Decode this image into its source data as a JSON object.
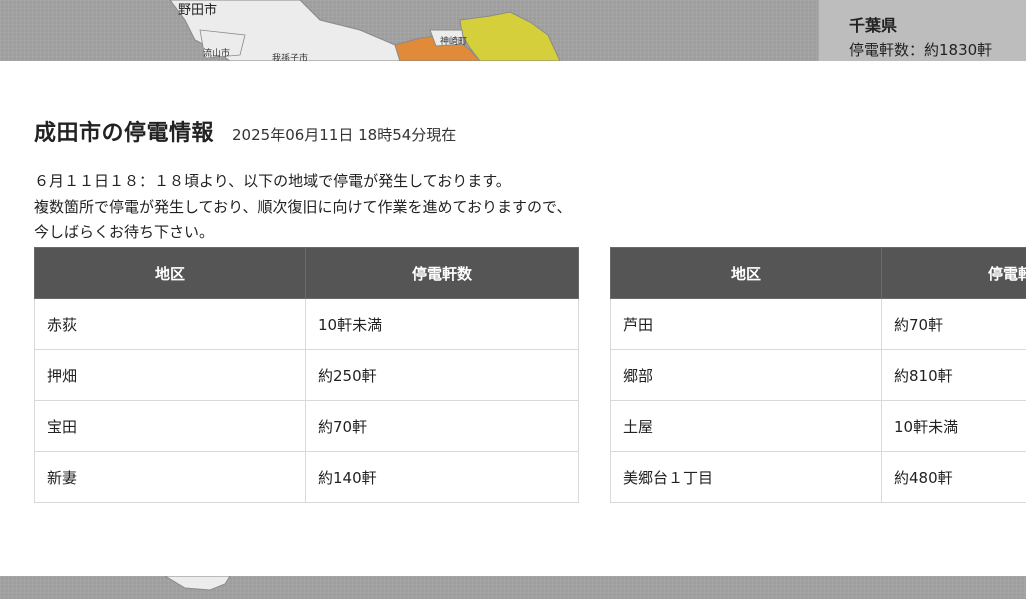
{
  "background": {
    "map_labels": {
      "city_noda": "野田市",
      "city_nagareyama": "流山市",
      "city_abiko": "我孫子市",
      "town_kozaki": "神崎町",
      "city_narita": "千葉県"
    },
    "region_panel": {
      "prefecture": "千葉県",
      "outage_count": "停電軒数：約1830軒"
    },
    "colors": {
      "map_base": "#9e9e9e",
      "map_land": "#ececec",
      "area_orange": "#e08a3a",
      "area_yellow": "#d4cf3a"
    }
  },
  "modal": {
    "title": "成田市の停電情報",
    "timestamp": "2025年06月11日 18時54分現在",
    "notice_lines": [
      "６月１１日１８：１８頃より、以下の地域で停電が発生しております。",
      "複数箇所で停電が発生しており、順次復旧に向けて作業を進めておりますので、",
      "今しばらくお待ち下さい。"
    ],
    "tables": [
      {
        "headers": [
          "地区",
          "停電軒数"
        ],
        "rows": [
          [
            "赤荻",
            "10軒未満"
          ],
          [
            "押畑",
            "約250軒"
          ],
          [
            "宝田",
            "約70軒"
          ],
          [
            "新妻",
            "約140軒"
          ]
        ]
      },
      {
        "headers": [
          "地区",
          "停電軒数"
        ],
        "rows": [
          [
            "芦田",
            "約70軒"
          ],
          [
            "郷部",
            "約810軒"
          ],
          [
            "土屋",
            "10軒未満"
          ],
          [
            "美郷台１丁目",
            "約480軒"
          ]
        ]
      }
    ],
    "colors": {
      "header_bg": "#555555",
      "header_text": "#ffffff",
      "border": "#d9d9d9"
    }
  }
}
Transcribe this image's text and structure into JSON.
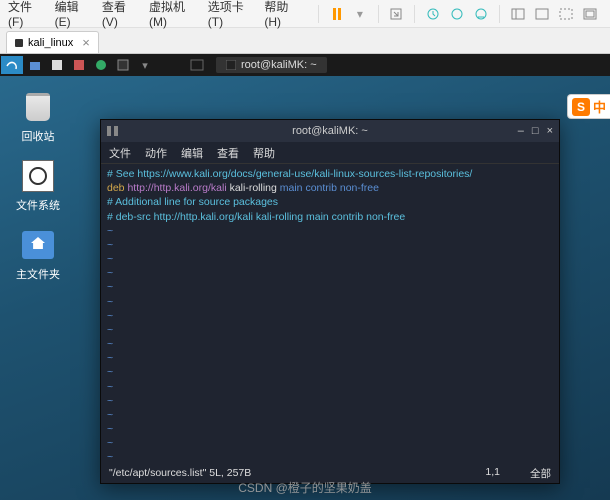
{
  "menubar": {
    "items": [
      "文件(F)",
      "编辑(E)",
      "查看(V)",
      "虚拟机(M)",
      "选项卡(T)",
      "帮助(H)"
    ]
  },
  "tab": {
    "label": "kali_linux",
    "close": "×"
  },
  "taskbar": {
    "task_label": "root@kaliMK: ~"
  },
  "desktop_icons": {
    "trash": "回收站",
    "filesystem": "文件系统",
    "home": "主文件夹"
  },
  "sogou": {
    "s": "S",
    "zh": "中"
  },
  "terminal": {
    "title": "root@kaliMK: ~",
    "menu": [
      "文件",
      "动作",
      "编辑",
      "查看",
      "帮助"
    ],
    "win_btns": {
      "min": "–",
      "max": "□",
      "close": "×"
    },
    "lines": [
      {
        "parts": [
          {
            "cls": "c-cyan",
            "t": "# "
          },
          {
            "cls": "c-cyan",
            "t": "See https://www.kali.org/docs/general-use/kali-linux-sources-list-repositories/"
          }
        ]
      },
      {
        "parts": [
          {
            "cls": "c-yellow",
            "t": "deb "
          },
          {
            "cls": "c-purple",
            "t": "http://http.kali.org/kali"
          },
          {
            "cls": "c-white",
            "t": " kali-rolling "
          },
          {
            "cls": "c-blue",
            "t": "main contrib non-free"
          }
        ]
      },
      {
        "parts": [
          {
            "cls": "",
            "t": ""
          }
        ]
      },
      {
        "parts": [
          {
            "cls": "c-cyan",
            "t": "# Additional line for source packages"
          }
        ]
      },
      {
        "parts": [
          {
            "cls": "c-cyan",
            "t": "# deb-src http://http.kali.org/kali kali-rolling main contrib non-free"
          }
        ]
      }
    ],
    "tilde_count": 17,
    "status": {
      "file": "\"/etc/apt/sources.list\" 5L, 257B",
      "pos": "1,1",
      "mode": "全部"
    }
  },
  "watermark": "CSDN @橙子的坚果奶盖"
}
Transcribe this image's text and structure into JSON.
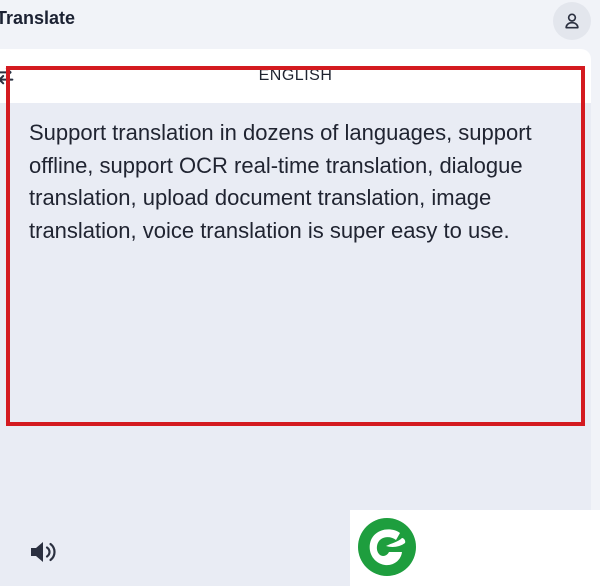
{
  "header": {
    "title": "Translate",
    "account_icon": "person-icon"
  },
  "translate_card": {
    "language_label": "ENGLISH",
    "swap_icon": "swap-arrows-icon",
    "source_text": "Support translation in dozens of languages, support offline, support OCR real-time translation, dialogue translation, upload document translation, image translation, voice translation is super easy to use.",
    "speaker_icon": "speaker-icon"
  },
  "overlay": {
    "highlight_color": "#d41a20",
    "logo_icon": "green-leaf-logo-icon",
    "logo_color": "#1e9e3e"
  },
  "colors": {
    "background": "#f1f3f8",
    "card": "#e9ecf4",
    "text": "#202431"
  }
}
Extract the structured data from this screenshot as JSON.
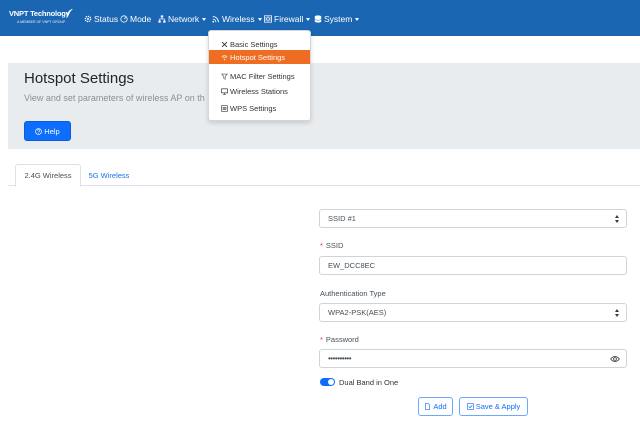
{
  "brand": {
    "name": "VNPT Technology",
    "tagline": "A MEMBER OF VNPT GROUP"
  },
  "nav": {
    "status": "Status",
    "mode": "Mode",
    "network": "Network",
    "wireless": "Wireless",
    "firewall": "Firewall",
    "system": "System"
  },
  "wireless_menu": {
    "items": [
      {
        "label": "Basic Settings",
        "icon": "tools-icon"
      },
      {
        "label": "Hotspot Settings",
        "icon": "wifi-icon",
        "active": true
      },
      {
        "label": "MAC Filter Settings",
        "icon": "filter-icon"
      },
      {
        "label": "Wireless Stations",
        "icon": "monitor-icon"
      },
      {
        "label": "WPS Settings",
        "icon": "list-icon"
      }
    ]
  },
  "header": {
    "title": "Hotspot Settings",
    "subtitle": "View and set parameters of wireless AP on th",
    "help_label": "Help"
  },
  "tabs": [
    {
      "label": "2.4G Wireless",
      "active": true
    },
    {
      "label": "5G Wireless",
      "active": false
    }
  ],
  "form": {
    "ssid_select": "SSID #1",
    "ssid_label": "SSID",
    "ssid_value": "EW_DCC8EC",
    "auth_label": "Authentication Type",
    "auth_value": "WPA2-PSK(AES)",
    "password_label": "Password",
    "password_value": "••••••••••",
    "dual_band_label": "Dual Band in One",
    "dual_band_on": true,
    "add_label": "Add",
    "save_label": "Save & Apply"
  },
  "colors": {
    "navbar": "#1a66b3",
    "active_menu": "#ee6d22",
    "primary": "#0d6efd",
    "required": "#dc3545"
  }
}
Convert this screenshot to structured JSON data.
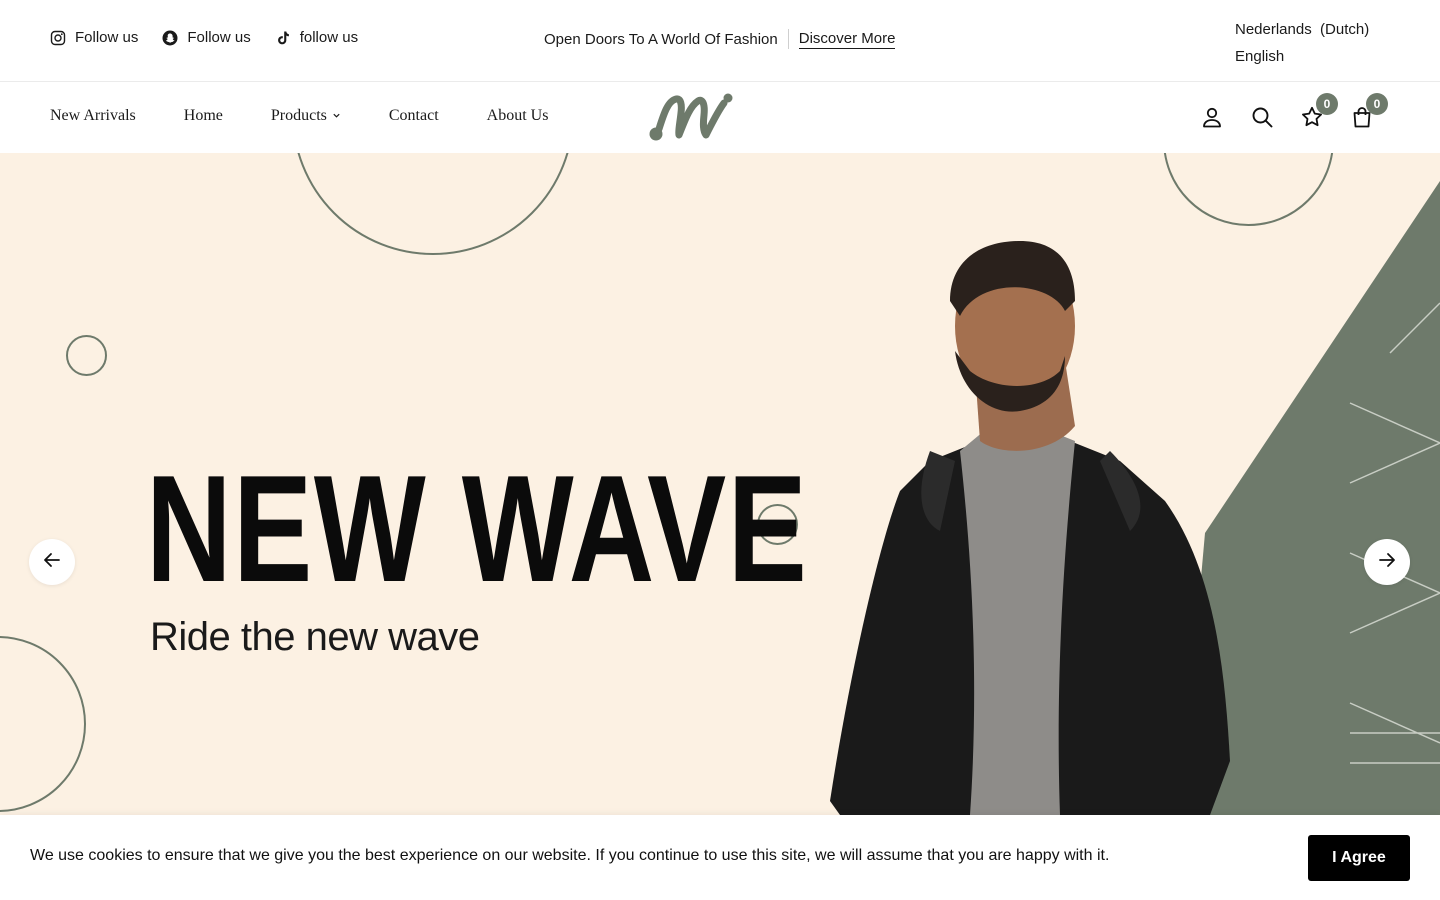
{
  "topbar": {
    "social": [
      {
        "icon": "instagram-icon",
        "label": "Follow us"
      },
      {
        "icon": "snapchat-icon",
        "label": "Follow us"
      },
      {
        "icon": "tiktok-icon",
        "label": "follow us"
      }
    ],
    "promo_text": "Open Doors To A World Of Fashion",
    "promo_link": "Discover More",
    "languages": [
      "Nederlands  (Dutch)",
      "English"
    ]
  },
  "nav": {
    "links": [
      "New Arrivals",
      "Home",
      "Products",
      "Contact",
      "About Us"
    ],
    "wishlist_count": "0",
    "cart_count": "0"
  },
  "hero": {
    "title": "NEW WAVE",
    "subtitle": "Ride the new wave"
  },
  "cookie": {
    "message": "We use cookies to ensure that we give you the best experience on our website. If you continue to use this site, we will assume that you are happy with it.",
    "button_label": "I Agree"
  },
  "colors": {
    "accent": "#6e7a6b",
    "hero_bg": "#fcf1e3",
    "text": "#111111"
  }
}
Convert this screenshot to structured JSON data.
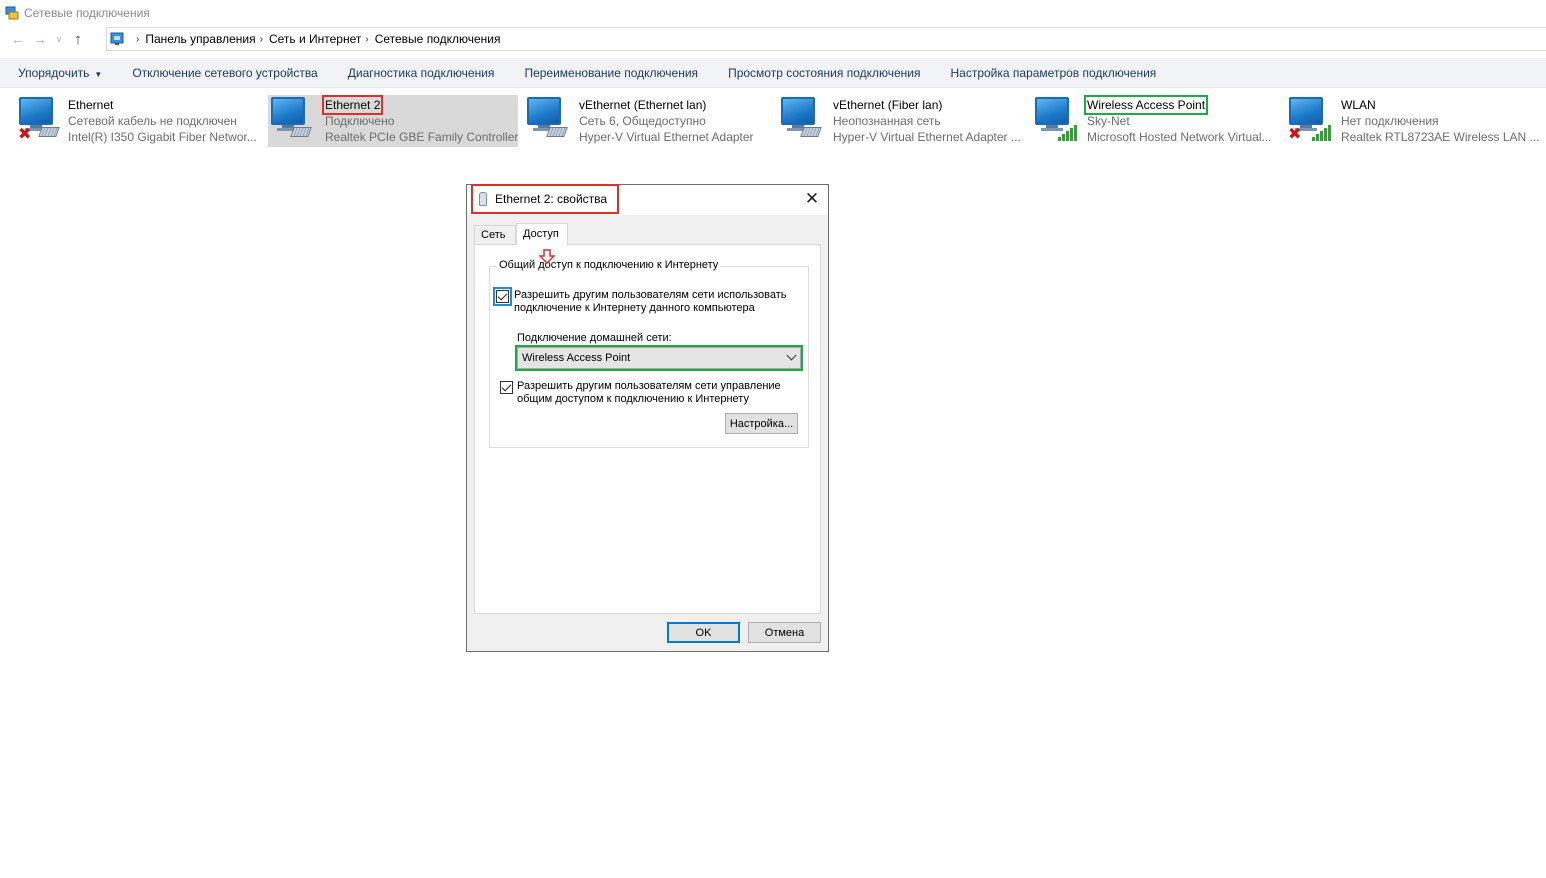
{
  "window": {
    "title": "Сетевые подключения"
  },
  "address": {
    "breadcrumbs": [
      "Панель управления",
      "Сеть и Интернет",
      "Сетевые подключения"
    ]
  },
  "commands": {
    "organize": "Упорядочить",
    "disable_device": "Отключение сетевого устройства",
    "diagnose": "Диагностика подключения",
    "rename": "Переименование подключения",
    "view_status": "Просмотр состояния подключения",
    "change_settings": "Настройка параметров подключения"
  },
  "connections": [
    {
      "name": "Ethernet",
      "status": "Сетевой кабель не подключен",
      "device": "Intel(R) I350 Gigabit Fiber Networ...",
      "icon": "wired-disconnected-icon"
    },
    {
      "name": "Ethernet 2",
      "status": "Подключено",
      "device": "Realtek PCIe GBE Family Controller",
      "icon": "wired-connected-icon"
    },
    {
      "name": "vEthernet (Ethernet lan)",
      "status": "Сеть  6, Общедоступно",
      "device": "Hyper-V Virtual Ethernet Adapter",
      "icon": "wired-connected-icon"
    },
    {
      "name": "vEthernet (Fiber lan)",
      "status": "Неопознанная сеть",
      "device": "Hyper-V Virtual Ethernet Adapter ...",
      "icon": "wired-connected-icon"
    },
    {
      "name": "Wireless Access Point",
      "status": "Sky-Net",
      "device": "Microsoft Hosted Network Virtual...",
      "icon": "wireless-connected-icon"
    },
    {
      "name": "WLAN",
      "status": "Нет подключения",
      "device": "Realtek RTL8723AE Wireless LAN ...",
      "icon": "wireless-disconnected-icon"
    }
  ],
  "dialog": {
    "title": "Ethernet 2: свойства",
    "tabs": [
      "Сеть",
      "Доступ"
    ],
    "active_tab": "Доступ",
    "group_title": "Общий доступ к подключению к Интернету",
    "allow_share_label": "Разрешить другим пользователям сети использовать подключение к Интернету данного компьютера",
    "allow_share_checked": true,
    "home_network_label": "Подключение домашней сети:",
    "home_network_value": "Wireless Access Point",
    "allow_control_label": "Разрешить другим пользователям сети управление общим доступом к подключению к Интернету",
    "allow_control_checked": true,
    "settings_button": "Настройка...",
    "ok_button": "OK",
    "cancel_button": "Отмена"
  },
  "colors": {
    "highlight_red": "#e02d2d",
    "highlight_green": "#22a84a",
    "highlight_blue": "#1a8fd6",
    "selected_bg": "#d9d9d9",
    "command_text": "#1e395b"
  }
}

> **Directions**
Search the entries for the word "languages", then gather every line that has it.

> **Task result**
    "source_text": "Support translation in dozens of languages, support offline, support OCR real-time translation, dialogue translation, upload document translation, image translation, voice translation is super easy to use.",
    "languages": [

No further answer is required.